Records supplied:
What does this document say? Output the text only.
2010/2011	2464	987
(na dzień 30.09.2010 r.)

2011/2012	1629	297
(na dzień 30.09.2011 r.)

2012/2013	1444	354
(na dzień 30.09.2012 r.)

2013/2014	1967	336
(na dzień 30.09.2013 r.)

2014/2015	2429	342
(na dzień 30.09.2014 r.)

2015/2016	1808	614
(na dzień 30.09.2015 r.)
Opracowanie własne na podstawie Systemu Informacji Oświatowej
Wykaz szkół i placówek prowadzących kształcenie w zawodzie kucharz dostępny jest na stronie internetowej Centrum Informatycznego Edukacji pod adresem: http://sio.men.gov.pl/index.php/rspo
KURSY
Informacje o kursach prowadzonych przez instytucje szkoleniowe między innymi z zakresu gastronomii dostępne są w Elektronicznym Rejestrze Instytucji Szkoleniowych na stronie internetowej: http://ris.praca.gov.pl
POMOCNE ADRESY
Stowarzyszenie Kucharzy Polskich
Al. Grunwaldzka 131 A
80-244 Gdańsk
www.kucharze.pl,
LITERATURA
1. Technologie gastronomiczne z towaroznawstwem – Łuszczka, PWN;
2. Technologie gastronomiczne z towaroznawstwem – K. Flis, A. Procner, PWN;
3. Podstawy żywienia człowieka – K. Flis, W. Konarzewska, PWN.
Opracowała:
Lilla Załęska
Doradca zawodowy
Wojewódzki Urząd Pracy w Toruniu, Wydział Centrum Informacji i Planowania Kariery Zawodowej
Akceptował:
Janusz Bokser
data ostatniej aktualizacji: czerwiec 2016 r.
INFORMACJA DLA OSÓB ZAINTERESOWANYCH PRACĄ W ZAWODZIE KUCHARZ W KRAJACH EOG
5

Task details: Return the entries above exactly as they appear.

The response:
What does this document say? Output the text only.
2010/2011	2464	987
(na dzień 30.09.2010 r.)

2011/2012	1629	297
(na dzień 30.09.2011 r.)

2012/2013	1444	354
(na dzień 30.09.2012 r.)

2013/2014	1967	336
(na dzień 30.09.2013 r.)

2014/2015	2429	342
(na dzień 30.09.2014 r.)

2015/2016	1808	614
(na dzień 30.09.2015 r.)
Opracowanie własne na podstawie Systemu Informacji Oświatowej
Wykaz szkół i placówek prowadzących kształcenie w zawodzie kucharz dostępny jest na stronie internetowej Centrum Informatycznego Edukacji pod adresem: http://sio.men.gov.pl/index.php/rspo
KURSY
Informacje o kursach prowadzonych przez instytucje szkoleniowe między innymi z zakresu gastronomii dostępne są w Elektronicznym Rejestrze Instytucji Szkoleniowych na stronie internetowej: http://ris.praca.gov.pl
POMOCNE ADRESY
Stowarzyszenie Kucharzy Polskich
Al. Grunwaldzka 131 A
80-244 Gdańsk
www.kucharze.pl,
LITERATURA
1. Technologie gastronomiczne z towaroznawstwem – Łuszczka, PWN;
2. Technologie gastronomiczne z towaroznawstwem – K. Flis, A. Procner, PWN;
3. Podstawy żywienia człowieka – K. Flis, W. Konarzewska, PWN.
Opracowała:
Lilla Załęska
Doradca zawodowy
Wojewódzki Urząd Pracy w Toruniu, Wydział Centrum Informacji i Planowania Kariery Zawodowej
Akceptował:
Janusz Bokser
data ostatniej aktualizacji: czerwiec 2016 r.
INFORMACJA DLA OSÓB ZAINTERESOWANYCH PRACĄ W ZAWODZIE KUCHARZ W KRAJACH EOG
5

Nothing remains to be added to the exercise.